Below is a listing; reproduce each line of it exactly.
════════════════
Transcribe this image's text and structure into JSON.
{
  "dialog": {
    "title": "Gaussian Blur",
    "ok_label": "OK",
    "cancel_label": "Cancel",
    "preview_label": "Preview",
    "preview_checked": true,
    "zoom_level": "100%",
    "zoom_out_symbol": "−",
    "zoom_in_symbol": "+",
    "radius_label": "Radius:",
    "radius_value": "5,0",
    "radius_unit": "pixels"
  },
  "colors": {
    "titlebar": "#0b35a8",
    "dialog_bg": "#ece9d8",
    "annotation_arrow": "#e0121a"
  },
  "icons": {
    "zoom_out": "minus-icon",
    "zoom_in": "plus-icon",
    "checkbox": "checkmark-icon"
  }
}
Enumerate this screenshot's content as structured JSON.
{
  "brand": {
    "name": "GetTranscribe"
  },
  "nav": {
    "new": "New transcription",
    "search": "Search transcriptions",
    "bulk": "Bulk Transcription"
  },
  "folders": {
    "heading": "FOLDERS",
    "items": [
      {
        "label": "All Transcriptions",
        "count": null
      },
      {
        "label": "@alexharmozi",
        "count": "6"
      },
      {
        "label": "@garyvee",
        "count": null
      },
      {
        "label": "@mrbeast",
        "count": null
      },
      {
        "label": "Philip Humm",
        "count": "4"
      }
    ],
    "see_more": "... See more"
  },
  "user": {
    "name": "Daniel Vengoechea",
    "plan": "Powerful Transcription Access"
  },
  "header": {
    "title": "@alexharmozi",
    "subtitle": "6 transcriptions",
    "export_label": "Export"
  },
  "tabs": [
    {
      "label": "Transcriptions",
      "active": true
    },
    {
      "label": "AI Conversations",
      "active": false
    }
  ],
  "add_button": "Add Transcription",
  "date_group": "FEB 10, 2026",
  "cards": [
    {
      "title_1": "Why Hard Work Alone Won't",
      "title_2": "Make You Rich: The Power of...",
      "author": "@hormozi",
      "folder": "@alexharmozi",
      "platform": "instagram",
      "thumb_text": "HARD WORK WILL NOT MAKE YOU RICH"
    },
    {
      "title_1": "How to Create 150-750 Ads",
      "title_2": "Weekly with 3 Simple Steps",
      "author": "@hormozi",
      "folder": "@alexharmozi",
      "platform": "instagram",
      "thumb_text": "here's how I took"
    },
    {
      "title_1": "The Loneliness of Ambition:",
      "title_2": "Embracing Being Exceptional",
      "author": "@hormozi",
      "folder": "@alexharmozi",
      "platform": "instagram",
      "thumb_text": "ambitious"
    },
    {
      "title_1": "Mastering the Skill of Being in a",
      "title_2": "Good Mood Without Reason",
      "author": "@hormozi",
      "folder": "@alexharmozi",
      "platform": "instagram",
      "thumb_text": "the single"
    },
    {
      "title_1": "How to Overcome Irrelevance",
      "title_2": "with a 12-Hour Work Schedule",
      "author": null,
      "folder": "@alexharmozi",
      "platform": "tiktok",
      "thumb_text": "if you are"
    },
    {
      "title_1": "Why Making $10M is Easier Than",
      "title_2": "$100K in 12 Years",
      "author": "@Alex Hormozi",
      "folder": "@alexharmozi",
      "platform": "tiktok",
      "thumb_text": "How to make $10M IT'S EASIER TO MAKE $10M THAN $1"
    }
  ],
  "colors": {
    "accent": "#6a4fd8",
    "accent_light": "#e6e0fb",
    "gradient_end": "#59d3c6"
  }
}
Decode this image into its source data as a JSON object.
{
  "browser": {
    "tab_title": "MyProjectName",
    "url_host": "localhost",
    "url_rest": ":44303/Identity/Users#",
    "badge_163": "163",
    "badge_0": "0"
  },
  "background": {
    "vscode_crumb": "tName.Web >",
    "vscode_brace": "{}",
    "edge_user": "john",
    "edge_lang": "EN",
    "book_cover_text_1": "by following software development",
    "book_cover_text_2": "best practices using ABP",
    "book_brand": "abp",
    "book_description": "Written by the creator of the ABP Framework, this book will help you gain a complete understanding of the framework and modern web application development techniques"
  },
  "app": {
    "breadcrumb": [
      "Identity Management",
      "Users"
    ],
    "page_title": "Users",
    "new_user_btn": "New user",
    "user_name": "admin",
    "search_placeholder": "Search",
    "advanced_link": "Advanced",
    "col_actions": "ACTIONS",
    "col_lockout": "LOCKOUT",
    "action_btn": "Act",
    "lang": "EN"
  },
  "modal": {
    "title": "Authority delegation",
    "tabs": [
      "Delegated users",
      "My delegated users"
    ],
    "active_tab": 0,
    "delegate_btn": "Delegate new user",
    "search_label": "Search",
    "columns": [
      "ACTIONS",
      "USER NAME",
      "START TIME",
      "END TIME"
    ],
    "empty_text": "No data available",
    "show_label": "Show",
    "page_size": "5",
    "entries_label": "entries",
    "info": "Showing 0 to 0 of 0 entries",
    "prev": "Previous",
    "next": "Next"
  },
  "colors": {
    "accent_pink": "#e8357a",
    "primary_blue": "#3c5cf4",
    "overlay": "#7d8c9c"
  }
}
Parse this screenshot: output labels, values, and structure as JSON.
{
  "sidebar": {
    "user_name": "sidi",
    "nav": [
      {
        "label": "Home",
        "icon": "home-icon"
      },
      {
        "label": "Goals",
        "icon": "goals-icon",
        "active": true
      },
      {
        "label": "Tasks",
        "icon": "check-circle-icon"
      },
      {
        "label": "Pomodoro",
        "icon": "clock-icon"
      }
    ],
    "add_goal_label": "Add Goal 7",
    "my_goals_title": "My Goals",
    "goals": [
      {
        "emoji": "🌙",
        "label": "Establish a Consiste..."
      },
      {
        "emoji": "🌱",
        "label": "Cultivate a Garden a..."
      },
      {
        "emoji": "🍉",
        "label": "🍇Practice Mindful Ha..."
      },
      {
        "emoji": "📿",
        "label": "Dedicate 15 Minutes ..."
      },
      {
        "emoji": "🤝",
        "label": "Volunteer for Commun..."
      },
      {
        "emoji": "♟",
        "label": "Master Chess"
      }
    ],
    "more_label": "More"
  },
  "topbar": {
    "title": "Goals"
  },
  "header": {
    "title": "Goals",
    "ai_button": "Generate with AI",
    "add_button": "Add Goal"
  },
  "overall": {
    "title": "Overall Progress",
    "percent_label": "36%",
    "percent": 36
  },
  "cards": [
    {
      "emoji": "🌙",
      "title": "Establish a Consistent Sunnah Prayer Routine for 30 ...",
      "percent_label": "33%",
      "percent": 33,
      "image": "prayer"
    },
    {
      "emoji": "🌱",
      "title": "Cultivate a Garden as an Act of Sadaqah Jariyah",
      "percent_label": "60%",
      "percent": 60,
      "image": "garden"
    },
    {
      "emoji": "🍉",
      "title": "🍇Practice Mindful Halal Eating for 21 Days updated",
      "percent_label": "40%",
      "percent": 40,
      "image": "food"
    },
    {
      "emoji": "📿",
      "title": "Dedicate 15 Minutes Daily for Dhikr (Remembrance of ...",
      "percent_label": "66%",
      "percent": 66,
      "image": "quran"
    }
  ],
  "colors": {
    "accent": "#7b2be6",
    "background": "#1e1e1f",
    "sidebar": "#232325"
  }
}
════════════════
**FINAL ANSWER**
Transcribe this image's text and structure into JSON.
{
  "dialog": {
    "title": "Gaussian Blur",
    "ok_label": "OK",
    "cancel_label": "Cancel",
    "preview_label": "Preview",
    "preview_checked": true,
    "zoom_level": "100%",
    "zoom_out_symbol": "−",
    "zoom_in_symbol": "+",
    "radius_label": "Radius:",
    "radius_value": "5,0",
    "radius_unit": "pixels"
  },
  "colors": {
    "titlebar": "#0b35a8",
    "dialog_bg": "#ece9d8",
    "annotation_arrow": "#e0121a"
  },
  "icons": {
    "zoom_out": "minus-icon",
    "zoom_in": "plus-icon",
    "checkbox": "checkmark-icon"
  }
}
Enumerate this screenshot's content as structured JSON.
{
  "brand": {
    "name": "GetTranscribe"
  },
  "nav": {
    "new": "New transcription",
    "search": "Search transcriptions",
    "bulk": "Bulk Transcription"
  },
  "folders": {
    "heading": "FOLDERS",
    "items": [
      {
        "label": "All Transcriptions",
        "count": null
      },
      {
        "label": "@alexharmozi",
        "count": "6"
      },
      {
        "label": "@garyvee",
        "count": null
      },
      {
        "label": "@mrbeast",
        "count": null
      },
      {
        "label": "Philip Humm",
        "count": "4"
      }
    ],
    "see_more": "... See more"
  },
  "user": {
    "name": "Daniel Vengoechea",
    "plan": "Powerful Transcription Access"
  },
  "header": {
    "title": "@alexharmozi",
    "subtitle": "6 transcriptions",
    "export_label": "Export"
  },
  "tabs": [
    {
      "label": "Transcriptions",
      "active": true
    },
    {
      "label": "AI Conversations",
      "active": false
    }
  ],
  "add_button": "Add Transcription",
  "date_group": "FEB 10, 2026",
  "cards": [
    {
      "title_1": "Why Hard Work Alone Won't",
      "title_2": "Make You Rich: The Power of...",
      "author": "@hormozi",
      "folder": "@alexharmozi",
      "platform": "instagram",
      "thumb_text": "HARD WORK WILL NOT MAKE YOU RICH"
    },
    {
      "title_1": "How to Create 150-750 Ads",
      "title_2": "Weekly with 3 Simple Steps",
      "author": "@hormozi",
      "folder": "@alexharmozi",
      "platform": "instagram",
      "thumb_text": "here's how I took"
    },
    {
      "title_1": "The Loneliness of Ambition:",
      "title_2": "Embracing Being Exceptional",
      "author": "@hormozi",
      "folder": "@alexharmozi",
      "platform": "instagram",
      "thumb_text": "ambitious"
    },
    {
      "title_1": "Mastering the Skill of Being in a",
      "title_2": "Good Mood Without Reason",
      "author": "@hormozi",
      "folder": "@alexharmozi",
      "platform": "instagram",
      "thumb_text": "the single"
    },
    {
      "title_1": "How to Overcome Irrelevance",
      "title_2": "with a 12-Hour Work Schedule",
      "author": null,
      "folder": "@alexharmozi",
      "platform": "tiktok",
      "thumb_text": "if you are"
    },
    {
      "title_1": "Why Making $10M is Easier Than",
      "title_2": "$100K in 12 Years",
      "author": "@Alex Hormozi",
      "folder": "@alexharmozi",
      "platform": "tiktok",
      "thumb_text": "How to make $10M IT'S EASIER TO MAKE $10M THAN $1"
    }
  ],
  "colors": {
    "accent": "#6a4fd8",
    "accent_light": "#e6e0fb",
    "gradient_end": "#59d3c6"
  }
}
Decode this image into its source data as a JSON object.
{
  "browser": {
    "tab_title": "MyProjectName",
    "url_host": "localhost",
    "url_rest": ":44303/Identity/Users#",
    "badge_163": "163",
    "badge_0": "0"
  },
  "background": {
    "vscode_crumb": "tName.Web >",
    "vscode_brace": "{}",
    "edge_user": "john",
    "edge_lang": "EN",
    "book_cover_text_1": "by following software development",
    "book_cover_text_2": "best practices using ABP",
    "book_brand": "abp",
    "book_description": "Written by the creator of the ABP Framework, this book will help you gain a complete understanding of the framework and modern web application development techniques"
  },
  "app": {
    "breadcrumb": [
      "Identity Management",
      "Users"
    ],
    "page_title": "Users",
    "new_user_btn": "New user",
    "user_name": "admin",
    "search_placeholder": "Search",
    "advanced_link": "Advanced",
    "col_actions": "ACTIONS",
    "col_lockout": "LOCKOUT",
    "action_btn": "Act",
    "lang": "EN"
  },
  "modal": {
    "title": "Authority delegation",
    "tabs": [
      "Delegated users",
      "My delegated users"
    ],
    "active_tab": 0,
    "delegate_btn": "Delegate new user",
    "search_label": "Search",
    "columns": [
      "ACTIONS",
      "USER NAME",
      "START TIME",
      "END TIME"
    ],
    "empty_text": "No data available",
    "show_label": "Show",
    "page_size": "5",
    "entries_label": "entries",
    "info": "Showing 0 to 0 of 0 entries",
    "prev": "Previous",
    "next": "Next"
  },
  "colors": {
    "accent_pink": "#e8357a",
    "primary_blue": "#3c5cf4",
    "overlay": "#7d8c9c"
  }
}
Parse this screenshot: output labels, values, and structure as JSON.
{
  "sidebar": {
    "user_name": "sidi",
    "nav": [
      {
        "label": "Home",
        "icon": "home-icon"
      },
      {
        "label": "Goals",
        "icon": "goals-icon",
        "active": true
      },
      {
        "label": "Tasks",
        "icon": "check-circle-icon"
      },
      {
        "label": "Pomodoro",
        "icon": "clock-icon"
      }
    ],
    "add_goal_label": "Add Goal 7",
    "my_goals_title": "My Goals",
    "goals": [
      {
        "emoji": "🌙",
        "label": "Establish a Consiste..."
      },
      {
        "emoji": "🌱",
        "label": "Cultivate a Garden a..."
      },
      {
        "emoji": "🍉",
        "label": "🍇Practice Mindful Ha..."
      },
      {
        "emoji": "📿",
        "label": "Dedicate 15 Minutes ..."
      },
      {
        "emoji": "🤝",
        "label": "Volunteer for Commun..."
      },
      {
        "emoji": "♟",
        "label": "Master Chess"
      }
    ],
    "more_label": "More"
  },
  "topbar": {
    "title": "Goals"
  },
  "header": {
    "title": "Goals",
    "ai_button": "Generate with AI",
    "add_button": "Add Goal"
  },
  "overall": {
    "title": "Overall Progress",
    "percent_label": "36%",
    "percent": 36
  },
  "cards": [
    {
      "emoji": "🌙",
      "title": "Establish a Consistent Sunnah Prayer Routine for 30 ...",
      "percent_label": "33%",
      "percent": 33,
      "image": "prayer"
    },
    {
      "emoji": "🌱",
      "title": "Cultivate a Garden as an Act of Sadaqah Jariyah",
      "percent_label": "60%",
      "percent": 60,
      "image": "garden"
    },
    {
      "emoji": "🍉",
      "title": "🍇Practice Mindful Halal Eating for 21 Days updated",
      "percent_label": "40%",
      "percent": 40,
      "image": "food"
    },
    {
      "emoji": "📿",
      "title": "Dedicate 15 Minutes Daily for Dhikr (Remembrance of ...",
      "percent_label": "66%",
      "percent": 66,
      "image": "quran"
    }
  ],
  "colors": {
    "accent": "#7b2be6",
    "background": "#1e1e1f",
    "sidebar": "#232325"
  }
}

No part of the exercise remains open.